**STATED EXERCISE**.
Reproduce the lines of the material exactly, excluding every image.
▶
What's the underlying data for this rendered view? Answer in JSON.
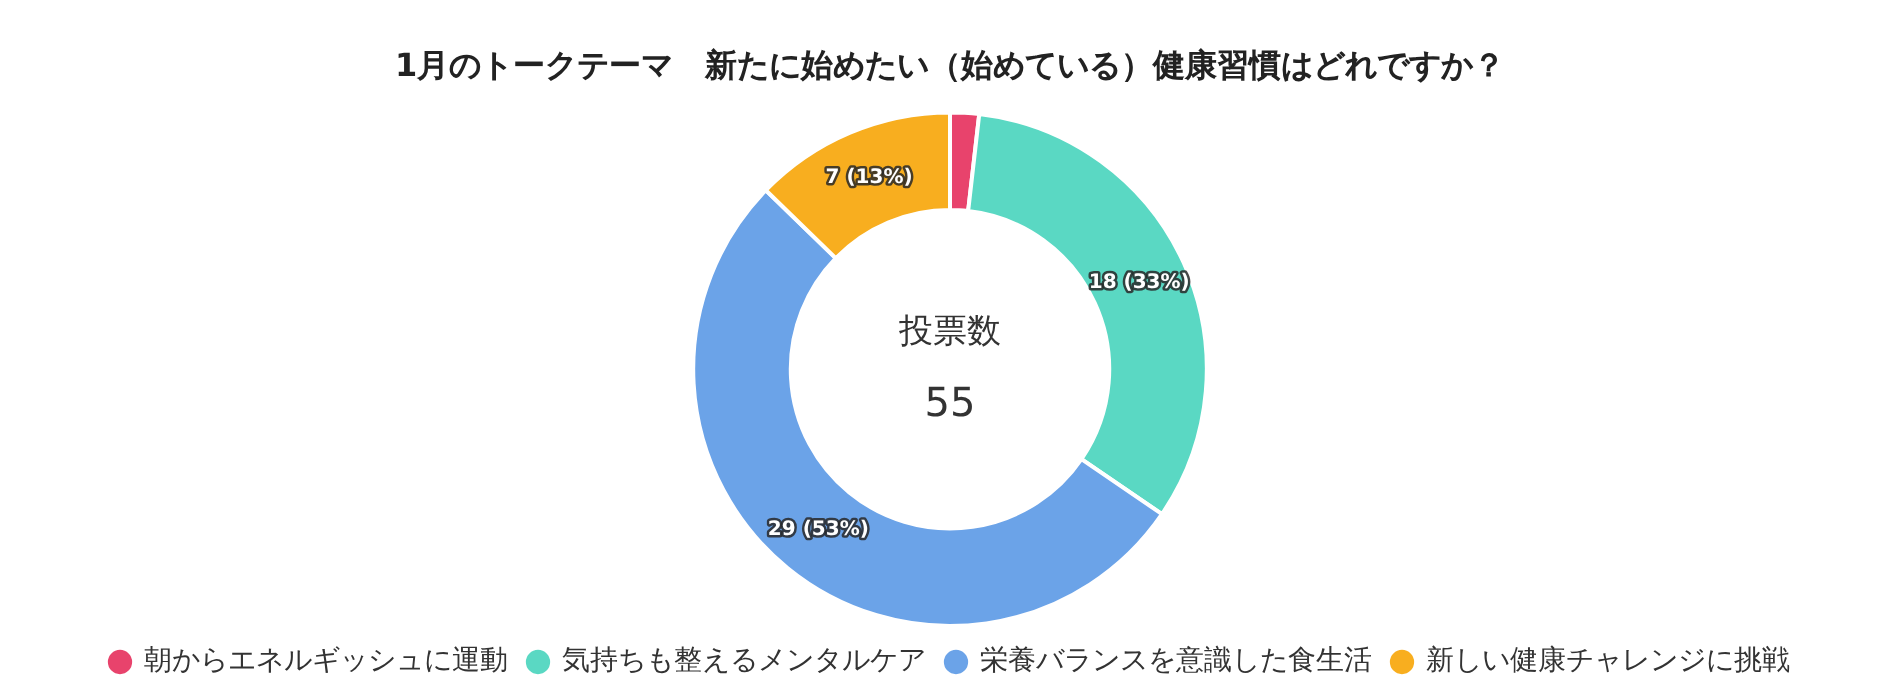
{
  "chart_data": {
    "type": "donut",
    "title": "1月のトークテーマ　新たに始めたい（始めている）健康習慣はどれですか？",
    "categories": [
      "朝からエネルギッシュに運動",
      "気持ちも整えるメンタルケア",
      "栄養バランスを意識した食生活",
      "新しい健康チャレンジに挑戦"
    ],
    "values": [
      1,
      18,
      29,
      7
    ],
    "colors": [
      "#e8436c",
      "#5ad8c3",
      "#6ba3e8",
      "#f8ae1f"
    ],
    "value_labels": [
      null,
      "18 (33%)",
      "29 (53%)",
      "7 (13%)"
    ],
    "annotations": [
      "投票数",
      "55"
    ],
    "legend": "bottom"
  }
}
◀
**ANSWER FOR THIS EXERCISE**.
What's the underlying data for this rendered view? Answer in JSON.
{
  "chart_data": {
    "type": "donut",
    "title": "1月のトークテーマ　新たに始めたい（始めている）健康習慣はどれですか？",
    "categories": [
      "朝からエネルギッシュに運動",
      "気持ちも整えるメンタルケア",
      "栄養バランスを意識した食生活",
      "新しい健康チャレンジに挑戦"
    ],
    "values": [
      1,
      18,
      29,
      7
    ],
    "colors": [
      "#e8436c",
      "#5ad8c3",
      "#6ba3e8",
      "#f8ae1f"
    ],
    "value_labels": [
      null,
      "18 (33%)",
      "29 (53%)",
      "7 (13%)"
    ],
    "annotations": [
      "投票数",
      "55"
    ],
    "legend": "bottom"
  }
}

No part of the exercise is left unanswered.